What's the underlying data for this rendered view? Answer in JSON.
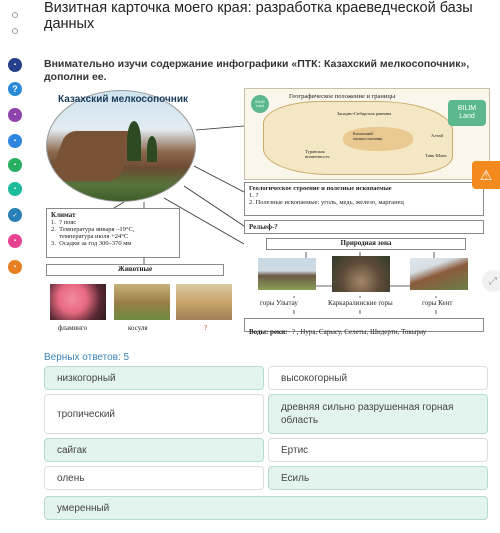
{
  "header": {
    "title": "Визитная карточка моего края: разработка краеведческой базы данных",
    "task": "Внимательно изучи содержание инфографики «ПТК: Казахский мелкосопочник», дополни ее."
  },
  "infographic": {
    "title": "Казахский мелкосопочник",
    "map_title": "Географическое положение и границы",
    "map_labels": {
      "west_siberian": "Западно-Сибирская равнина",
      "kazakh_hills": "Казахский мелкосопочник",
      "turan": "Туранская низменность",
      "altai": "Алтай",
      "tien_shan": "Тянь-Шань"
    },
    "logo_line1": "BILIM",
    "logo_line2": "Land",
    "climate": {
      "heading": "Климат",
      "lines": [
        "1.  ? пояс",
        "2.  Температура января –19°С,",
        "     температура июля +24°С",
        "3.  Осадки за год 300–370 мм"
      ]
    },
    "animals_heading": "Животные",
    "animals": [
      "фламинго",
      "косуля",
      "?"
    ],
    "geology": {
      "heading": "Геологическое строение и полезные ископаемые",
      "lines": [
        "1. ?",
        "2. Полезные ископаемые: уголь, медь, железо, марганец"
      ]
    },
    "relief": "Рельеф-?",
    "natural_zone": "Природная зона",
    "mountains": [
      "горы Улытау",
      "Каркаралинские горы",
      "горы Кент"
    ],
    "waters_label": "Воды: реки:",
    "waters_list": "? , Нура, Сарысу, Селеты, Шидерти, Токырау"
  },
  "answers": {
    "score_text": "Верных ответов: 5",
    "options": [
      {
        "label": "низкогорный",
        "correct": true
      },
      {
        "label": "высокогорный",
        "correct": false
      },
      {
        "label": "тропический",
        "correct": false
      },
      {
        "label": "древняя сильно разрушенная горная область",
        "correct": true
      },
      {
        "label": "сайгак",
        "correct": true
      },
      {
        "label": "Ертис",
        "correct": false
      },
      {
        "label": "олень",
        "correct": false
      },
      {
        "label": "Есиль",
        "correct": true
      },
      {
        "label": "умеренный",
        "correct": true
      }
    ]
  },
  "colors": {
    "correct_bg": "#e3f3ee",
    "accent_blue": "#3a84b8",
    "warning_orange": "#f28a1e"
  },
  "icons": [
    "warning-icon",
    "share-icon"
  ]
}
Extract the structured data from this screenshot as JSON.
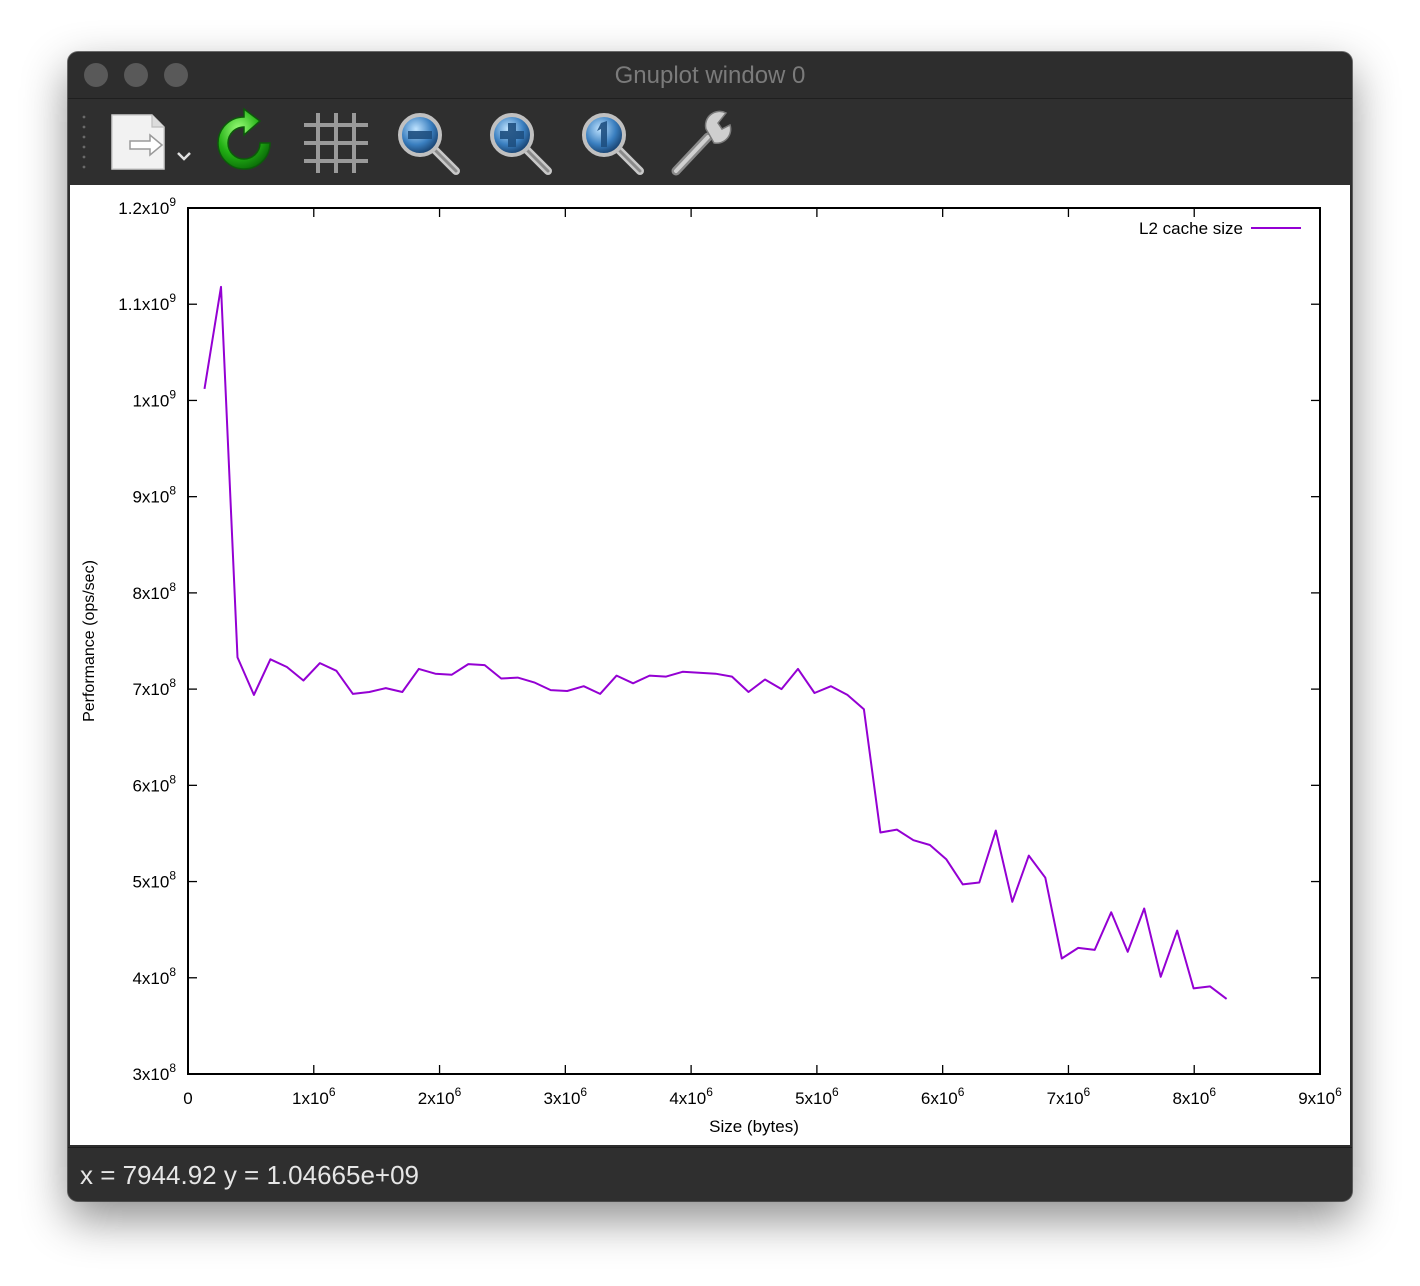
{
  "window": {
    "title": "Gnuplot window 0"
  },
  "toolbar": {
    "buttons": [
      {
        "id": "export",
        "icon": "export-document-icon"
      },
      {
        "id": "replot",
        "icon": "replot-refresh-icon"
      },
      {
        "id": "grid",
        "icon": "grid-icon"
      },
      {
        "id": "zoom_prev",
        "icon": "zoom-out-icon"
      },
      {
        "id": "zoom_next",
        "icon": "zoom-in-icon"
      },
      {
        "id": "autoscale",
        "icon": "zoom-autoscale-icon"
      },
      {
        "id": "settings",
        "icon": "wrench-icon"
      }
    ]
  },
  "status": {
    "text": "x = 7944.92 y = 1.04665e+09"
  },
  "chart_data": {
    "type": "line",
    "xlabel": "Size (bytes)",
    "ylabel": "Performance (ops/sec)",
    "xlim": [
      0,
      9000000
    ],
    "ylim": [
      300000000,
      1200000000
    ],
    "xticks": [
      {
        "value": 0,
        "base": "0",
        "exp": ""
      },
      {
        "value": 1000000,
        "base": "1x10",
        "exp": "6"
      },
      {
        "value": 2000000,
        "base": "2x10",
        "exp": "6"
      },
      {
        "value": 3000000,
        "base": "3x10",
        "exp": "6"
      },
      {
        "value": 4000000,
        "base": "4x10",
        "exp": "6"
      },
      {
        "value": 5000000,
        "base": "5x10",
        "exp": "6"
      },
      {
        "value": 6000000,
        "base": "6x10",
        "exp": "6"
      },
      {
        "value": 7000000,
        "base": "7x10",
        "exp": "6"
      },
      {
        "value": 8000000,
        "base": "8x10",
        "exp": "6"
      },
      {
        "value": 9000000,
        "base": "9x10",
        "exp": "6"
      }
    ],
    "yticks": [
      {
        "value": 300000000,
        "base": "3x10",
        "exp": "8"
      },
      {
        "value": 400000000,
        "base": "4x10",
        "exp": "8"
      },
      {
        "value": 500000000,
        "base": "5x10",
        "exp": "8"
      },
      {
        "value": 600000000,
        "base": "6x10",
        "exp": "8"
      },
      {
        "value": 700000000,
        "base": "7x10",
        "exp": "8"
      },
      {
        "value": 800000000,
        "base": "8x10",
        "exp": "8"
      },
      {
        "value": 900000000,
        "base": "9x10",
        "exp": "8"
      },
      {
        "value": 1000000000,
        "base": "1x10",
        "exp": "9"
      },
      {
        "value": 1100000000,
        "base": "1.1x10",
        "exp": "9"
      },
      {
        "value": 1200000000,
        "base": "1.2x10",
        "exp": "9"
      }
    ],
    "grid": false,
    "legend_position": "top-right",
    "series": [
      {
        "name": "L2 cache size",
        "color": "#9400d3",
        "x": [
          131072,
          262144,
          393216,
          524288,
          655360,
          786432,
          917504,
          1048576,
          1179648,
          1310720,
          1441792,
          1572864,
          1703936,
          1835008,
          1966080,
          2097152,
          2228224,
          2359296,
          2490368,
          2621440,
          2752512,
          2883584,
          3014656,
          3145728,
          3276800,
          3407872,
          3538944,
          3670016,
          3801088,
          3932160,
          4063232,
          4194304,
          4325376,
          4456448,
          4587520,
          4718592,
          4849664,
          4980736,
          5111808,
          5242880,
          5373952,
          5505024,
          5636096,
          5767168,
          5898240,
          6029312,
          6160384,
          6291456,
          6422528,
          6553600,
          6684672,
          6815744,
          6946816,
          7077888,
          7208960,
          7340032,
          7471104,
          7602176,
          7733248,
          7864320,
          7995392,
          8126464,
          8257536
        ],
        "y": [
          1012000000,
          1118000000,
          733000000,
          694000000,
          731000000,
          723000000,
          709000000,
          727000000,
          719000000,
          695000000,
          697000000,
          701000000,
          697000000,
          721000000,
          716000000,
          715000000,
          726000000,
          725000000,
          711000000,
          712000000,
          707000000,
          699000000,
          698000000,
          703000000,
          695000000,
          714000000,
          706000000,
          714000000,
          713000000,
          718000000,
          717000000,
          716000000,
          713000000,
          697000000,
          710000000,
          700000000,
          721000000,
          696000000,
          703000000,
          694000000,
          679000000,
          551000000,
          554000000,
          543000000,
          538000000,
          523000000,
          497000000,
          499000000,
          553000000,
          479000000,
          527000000,
          504000000,
          420000000,
          431000000,
          429000000,
          468000000,
          427000000,
          472000000,
          401000000,
          449000000,
          389000000,
          391000000,
          378000000
        ]
      }
    ]
  }
}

+++++

» **BRIEF**
Only the number is wanted: how many lines in the entries above contain the string "JSON"?

» **ANSWER TO THE TASK**
2